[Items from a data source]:
* Begin *
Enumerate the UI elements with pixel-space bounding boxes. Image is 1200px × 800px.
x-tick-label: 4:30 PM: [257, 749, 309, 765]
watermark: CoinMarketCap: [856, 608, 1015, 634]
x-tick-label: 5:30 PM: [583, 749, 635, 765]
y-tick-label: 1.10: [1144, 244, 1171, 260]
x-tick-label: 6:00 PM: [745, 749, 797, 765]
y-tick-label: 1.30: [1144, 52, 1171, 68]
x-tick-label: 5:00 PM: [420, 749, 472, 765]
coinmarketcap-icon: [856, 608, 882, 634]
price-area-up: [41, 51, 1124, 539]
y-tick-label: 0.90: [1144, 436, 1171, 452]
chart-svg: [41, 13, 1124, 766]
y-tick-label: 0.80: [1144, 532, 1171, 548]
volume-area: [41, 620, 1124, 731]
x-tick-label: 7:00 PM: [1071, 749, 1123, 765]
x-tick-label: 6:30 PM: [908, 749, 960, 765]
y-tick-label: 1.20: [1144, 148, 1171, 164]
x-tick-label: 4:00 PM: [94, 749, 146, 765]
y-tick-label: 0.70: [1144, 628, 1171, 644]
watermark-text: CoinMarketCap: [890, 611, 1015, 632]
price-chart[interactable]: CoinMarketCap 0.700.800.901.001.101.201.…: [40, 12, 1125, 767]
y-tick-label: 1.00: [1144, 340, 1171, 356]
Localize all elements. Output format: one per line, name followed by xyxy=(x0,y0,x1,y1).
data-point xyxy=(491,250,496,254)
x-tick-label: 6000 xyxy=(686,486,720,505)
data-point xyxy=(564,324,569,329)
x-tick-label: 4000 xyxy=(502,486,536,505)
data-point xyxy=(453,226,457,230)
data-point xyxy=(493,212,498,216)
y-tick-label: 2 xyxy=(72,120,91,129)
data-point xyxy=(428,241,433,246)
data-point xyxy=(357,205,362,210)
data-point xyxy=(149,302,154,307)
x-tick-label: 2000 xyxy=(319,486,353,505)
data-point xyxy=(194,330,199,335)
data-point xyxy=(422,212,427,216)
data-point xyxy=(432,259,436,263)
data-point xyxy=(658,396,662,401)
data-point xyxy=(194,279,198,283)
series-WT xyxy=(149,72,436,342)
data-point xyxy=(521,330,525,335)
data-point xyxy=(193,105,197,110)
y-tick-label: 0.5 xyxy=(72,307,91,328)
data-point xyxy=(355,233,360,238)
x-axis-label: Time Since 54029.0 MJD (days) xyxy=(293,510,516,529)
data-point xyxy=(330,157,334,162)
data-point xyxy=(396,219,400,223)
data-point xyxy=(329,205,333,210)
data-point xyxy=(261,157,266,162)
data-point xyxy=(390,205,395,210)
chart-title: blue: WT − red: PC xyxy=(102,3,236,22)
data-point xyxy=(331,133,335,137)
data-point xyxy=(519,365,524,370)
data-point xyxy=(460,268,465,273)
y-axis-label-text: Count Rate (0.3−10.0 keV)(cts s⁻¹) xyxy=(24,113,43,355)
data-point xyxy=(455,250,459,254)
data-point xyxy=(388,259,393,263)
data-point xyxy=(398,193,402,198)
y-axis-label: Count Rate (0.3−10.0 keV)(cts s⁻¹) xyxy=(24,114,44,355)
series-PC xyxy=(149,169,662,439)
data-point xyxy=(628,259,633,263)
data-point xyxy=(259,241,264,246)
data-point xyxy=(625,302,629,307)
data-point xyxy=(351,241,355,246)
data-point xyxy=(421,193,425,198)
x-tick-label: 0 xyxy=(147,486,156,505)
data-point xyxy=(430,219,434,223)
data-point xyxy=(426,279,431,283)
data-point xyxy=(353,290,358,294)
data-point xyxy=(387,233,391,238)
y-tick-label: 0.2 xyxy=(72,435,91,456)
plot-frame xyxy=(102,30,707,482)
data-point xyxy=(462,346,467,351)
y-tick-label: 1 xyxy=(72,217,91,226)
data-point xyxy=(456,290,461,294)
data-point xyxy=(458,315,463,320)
* End *
[What the task asks]: Please output, as a numbered list, everything from the start of the records down to and including the line containing "data-point xyxy=(194,279,198,283)". Skip any blank lines.

[Expected answer]:
1. Enumerate the UI elements with pixel-space bounding boxes. Image is 1200px × 800px.
2. x-tick-label: 4:30 PM: [257, 749, 309, 765]
3. watermark: CoinMarketCap: [856, 608, 1015, 634]
4. x-tick-label: 5:30 PM: [583, 749, 635, 765]
5. y-tick-label: 1.10: [1144, 244, 1171, 260]
6. x-tick-label: 6:00 PM: [745, 749, 797, 765]
7. y-tick-label: 1.30: [1144, 52, 1171, 68]
8. x-tick-label: 5:00 PM: [420, 749, 472, 765]
9. coinmarketcap-icon: [856, 608, 882, 634]
10. price-area-up: [41, 51, 1124, 539]
11. y-tick-label: 0.90: [1144, 436, 1171, 452]
12. chart-svg: [41, 13, 1124, 766]
13. y-tick-label: 0.80: [1144, 532, 1171, 548]
14. volume-area: [41, 620, 1124, 731]
15. x-tick-label: 7:00 PM: [1071, 749, 1123, 765]
16. x-tick-label: 6:30 PM: [908, 749, 960, 765]
17. y-tick-label: 1.20: [1144, 148, 1171, 164]
18. x-tick-label: 4:00 PM: [94, 749, 146, 765]
19. y-tick-label: 0.70: [1144, 628, 1171, 644]
20. watermark-text: CoinMarketCap: [890, 611, 1015, 632]
21. price-chart[interactable]: CoinMarketCap 0.700.800.901.001.101.201.…: [40, 12, 1125, 767]
22. y-tick-label: 1.00: [1144, 340, 1171, 356]
23. Localize all elements. Output format: one per line, name followed by xyxy=(x0,y0,x1,y1).
24. data-point xyxy=(491,250,496,254)
25. x-tick-label: 6000 xyxy=(686,486,720,505)
26. data-point xyxy=(564,324,569,329)
27. x-tick-label: 4000 xyxy=(502,486,536,505)
28. data-point xyxy=(453,226,457,230)
29. data-point xyxy=(493,212,498,216)
30. y-tick-label: 2 xyxy=(72,120,91,129)
31. data-point xyxy=(428,241,433,246)
32. data-point xyxy=(357,205,362,210)
33. data-point xyxy=(149,302,154,307)
34. x-tick-label: 2000 xyxy=(319,486,353,505)
35. data-point xyxy=(194,330,199,335)
36. data-point xyxy=(422,212,427,216)
37. data-point xyxy=(432,259,436,263)
38. data-point xyxy=(658,396,662,401)
39. data-point xyxy=(194,279,198,283)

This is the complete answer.